**YOUR GOAL**
Which lines below hold the word "text"? Report each one.

====== INPUT DATA

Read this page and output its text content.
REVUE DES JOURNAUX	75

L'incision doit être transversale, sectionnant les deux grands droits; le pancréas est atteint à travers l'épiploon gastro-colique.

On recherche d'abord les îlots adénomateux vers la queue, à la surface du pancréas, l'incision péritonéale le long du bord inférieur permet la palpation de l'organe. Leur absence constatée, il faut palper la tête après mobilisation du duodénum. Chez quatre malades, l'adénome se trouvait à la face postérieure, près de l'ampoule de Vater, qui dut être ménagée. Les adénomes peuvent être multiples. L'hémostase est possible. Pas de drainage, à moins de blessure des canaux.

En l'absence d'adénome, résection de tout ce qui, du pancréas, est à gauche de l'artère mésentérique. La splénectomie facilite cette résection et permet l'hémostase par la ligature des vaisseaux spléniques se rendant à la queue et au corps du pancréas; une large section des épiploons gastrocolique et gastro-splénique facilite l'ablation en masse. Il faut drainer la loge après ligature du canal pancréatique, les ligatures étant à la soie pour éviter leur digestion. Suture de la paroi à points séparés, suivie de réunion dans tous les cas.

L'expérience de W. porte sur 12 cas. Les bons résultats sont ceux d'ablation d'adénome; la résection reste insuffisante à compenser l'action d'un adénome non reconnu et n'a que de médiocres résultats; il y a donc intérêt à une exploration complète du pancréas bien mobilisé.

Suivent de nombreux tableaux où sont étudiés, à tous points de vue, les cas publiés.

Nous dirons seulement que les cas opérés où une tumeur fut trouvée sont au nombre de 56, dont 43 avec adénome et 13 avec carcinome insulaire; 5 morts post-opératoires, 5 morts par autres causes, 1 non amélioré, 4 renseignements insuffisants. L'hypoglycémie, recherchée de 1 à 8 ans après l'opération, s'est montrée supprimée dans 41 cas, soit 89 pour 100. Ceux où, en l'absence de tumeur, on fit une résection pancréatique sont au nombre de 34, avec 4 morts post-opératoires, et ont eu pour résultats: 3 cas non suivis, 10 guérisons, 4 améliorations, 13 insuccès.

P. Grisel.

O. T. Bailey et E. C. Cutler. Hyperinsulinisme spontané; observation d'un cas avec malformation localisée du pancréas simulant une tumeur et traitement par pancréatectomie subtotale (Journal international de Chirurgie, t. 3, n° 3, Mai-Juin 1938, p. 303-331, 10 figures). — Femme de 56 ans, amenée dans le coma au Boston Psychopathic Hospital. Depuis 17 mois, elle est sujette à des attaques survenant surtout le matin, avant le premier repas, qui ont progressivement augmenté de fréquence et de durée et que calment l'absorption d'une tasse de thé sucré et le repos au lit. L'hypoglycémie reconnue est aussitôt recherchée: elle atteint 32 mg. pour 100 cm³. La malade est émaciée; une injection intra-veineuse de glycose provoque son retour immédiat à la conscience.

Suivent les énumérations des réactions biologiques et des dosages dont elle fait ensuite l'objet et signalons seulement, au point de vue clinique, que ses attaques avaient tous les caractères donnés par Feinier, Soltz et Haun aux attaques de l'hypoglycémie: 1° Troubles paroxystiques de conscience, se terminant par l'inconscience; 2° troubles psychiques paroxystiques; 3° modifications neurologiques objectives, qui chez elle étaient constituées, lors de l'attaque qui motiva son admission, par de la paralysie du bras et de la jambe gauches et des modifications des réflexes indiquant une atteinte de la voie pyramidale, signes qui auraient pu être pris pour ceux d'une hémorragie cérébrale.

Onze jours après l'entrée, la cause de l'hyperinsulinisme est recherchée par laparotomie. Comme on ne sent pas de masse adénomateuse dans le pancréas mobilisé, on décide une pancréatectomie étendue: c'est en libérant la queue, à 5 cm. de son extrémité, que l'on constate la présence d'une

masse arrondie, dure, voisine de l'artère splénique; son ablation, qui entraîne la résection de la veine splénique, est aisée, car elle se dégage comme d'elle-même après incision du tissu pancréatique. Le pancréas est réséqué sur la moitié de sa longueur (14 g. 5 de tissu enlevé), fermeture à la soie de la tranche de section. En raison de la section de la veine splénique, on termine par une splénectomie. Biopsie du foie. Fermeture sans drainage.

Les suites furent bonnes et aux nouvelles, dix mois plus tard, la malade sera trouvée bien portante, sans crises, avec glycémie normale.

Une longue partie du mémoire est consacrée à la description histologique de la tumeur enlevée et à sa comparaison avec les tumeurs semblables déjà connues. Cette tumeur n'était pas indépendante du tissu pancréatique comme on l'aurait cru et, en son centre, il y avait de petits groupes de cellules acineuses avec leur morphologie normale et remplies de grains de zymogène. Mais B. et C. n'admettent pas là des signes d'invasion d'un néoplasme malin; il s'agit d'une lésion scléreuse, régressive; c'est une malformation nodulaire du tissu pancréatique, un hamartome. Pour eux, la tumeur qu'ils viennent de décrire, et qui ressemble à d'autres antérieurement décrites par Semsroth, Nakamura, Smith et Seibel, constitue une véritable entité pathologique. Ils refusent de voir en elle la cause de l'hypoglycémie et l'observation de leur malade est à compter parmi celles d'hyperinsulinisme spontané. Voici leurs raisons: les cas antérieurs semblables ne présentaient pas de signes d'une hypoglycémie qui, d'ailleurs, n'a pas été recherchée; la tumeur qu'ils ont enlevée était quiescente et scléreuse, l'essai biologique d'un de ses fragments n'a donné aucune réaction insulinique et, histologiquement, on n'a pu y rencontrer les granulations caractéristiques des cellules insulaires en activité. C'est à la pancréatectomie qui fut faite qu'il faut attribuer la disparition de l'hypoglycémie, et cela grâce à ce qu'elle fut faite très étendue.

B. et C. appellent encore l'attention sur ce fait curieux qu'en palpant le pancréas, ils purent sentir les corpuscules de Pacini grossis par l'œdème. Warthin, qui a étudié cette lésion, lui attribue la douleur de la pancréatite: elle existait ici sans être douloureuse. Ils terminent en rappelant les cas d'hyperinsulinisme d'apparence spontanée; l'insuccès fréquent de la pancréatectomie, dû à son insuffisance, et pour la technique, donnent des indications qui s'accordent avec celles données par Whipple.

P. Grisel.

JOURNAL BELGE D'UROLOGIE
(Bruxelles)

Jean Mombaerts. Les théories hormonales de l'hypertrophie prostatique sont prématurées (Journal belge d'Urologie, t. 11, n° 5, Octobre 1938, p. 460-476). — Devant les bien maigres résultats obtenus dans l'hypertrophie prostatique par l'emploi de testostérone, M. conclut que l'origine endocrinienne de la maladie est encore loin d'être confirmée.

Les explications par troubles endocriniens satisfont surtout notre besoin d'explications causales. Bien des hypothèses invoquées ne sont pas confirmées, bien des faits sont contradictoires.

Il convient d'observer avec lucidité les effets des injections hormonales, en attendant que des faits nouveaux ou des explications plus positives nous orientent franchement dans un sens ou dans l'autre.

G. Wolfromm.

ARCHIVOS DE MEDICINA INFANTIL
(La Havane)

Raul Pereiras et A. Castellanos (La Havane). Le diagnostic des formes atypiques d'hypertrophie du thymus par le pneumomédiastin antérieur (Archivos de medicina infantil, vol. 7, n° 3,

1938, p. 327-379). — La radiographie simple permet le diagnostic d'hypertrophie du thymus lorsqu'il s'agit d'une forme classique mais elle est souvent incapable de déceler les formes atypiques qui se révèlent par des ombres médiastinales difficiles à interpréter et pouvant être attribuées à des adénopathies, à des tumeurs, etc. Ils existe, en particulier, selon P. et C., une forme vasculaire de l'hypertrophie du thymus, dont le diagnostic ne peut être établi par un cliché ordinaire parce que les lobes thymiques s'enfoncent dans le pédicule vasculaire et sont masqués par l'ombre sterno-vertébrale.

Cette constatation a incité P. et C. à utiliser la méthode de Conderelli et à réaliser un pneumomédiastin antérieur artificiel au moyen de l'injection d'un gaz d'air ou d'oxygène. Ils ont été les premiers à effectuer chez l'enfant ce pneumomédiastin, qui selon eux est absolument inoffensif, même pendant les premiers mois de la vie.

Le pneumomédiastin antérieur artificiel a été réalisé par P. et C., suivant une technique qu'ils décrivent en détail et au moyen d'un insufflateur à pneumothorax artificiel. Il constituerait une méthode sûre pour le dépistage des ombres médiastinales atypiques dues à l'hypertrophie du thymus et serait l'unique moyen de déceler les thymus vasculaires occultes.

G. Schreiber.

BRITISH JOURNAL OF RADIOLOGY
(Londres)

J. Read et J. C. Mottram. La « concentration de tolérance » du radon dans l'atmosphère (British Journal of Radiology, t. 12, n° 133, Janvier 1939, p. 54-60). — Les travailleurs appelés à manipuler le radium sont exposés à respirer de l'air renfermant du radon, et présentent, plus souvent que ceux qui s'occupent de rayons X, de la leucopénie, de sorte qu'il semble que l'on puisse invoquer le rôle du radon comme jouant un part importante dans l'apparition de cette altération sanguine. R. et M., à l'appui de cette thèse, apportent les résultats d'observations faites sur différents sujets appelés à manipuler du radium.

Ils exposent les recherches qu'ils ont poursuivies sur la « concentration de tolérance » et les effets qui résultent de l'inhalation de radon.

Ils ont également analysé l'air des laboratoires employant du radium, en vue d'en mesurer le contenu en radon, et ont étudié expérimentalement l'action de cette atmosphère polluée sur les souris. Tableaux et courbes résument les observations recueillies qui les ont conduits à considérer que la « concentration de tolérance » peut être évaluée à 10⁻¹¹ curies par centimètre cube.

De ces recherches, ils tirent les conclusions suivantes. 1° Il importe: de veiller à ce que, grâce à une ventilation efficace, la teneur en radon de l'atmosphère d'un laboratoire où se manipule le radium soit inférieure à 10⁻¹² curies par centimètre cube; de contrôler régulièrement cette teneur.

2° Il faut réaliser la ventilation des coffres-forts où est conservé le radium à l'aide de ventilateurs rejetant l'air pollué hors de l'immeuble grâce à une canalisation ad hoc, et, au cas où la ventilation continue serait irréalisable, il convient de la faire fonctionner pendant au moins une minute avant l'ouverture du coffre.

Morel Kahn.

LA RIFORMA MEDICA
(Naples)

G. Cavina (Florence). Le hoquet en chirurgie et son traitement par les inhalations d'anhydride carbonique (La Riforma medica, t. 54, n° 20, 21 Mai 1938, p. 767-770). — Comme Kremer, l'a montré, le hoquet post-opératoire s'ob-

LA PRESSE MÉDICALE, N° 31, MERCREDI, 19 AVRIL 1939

============
====== INPUT DATA

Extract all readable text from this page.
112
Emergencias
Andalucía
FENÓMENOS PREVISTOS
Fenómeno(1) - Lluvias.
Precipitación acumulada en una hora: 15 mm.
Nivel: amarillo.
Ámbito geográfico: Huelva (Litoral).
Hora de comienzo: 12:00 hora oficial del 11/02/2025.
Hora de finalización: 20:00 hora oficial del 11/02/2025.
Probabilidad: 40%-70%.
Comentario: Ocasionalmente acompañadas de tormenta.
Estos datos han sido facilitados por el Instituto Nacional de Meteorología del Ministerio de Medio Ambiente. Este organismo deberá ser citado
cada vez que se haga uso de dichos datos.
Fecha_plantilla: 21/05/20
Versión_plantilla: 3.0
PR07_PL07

============

**RESPONSE TO THE EXERCISE**
Read this page and output its text content.
Extract all readable text from this page.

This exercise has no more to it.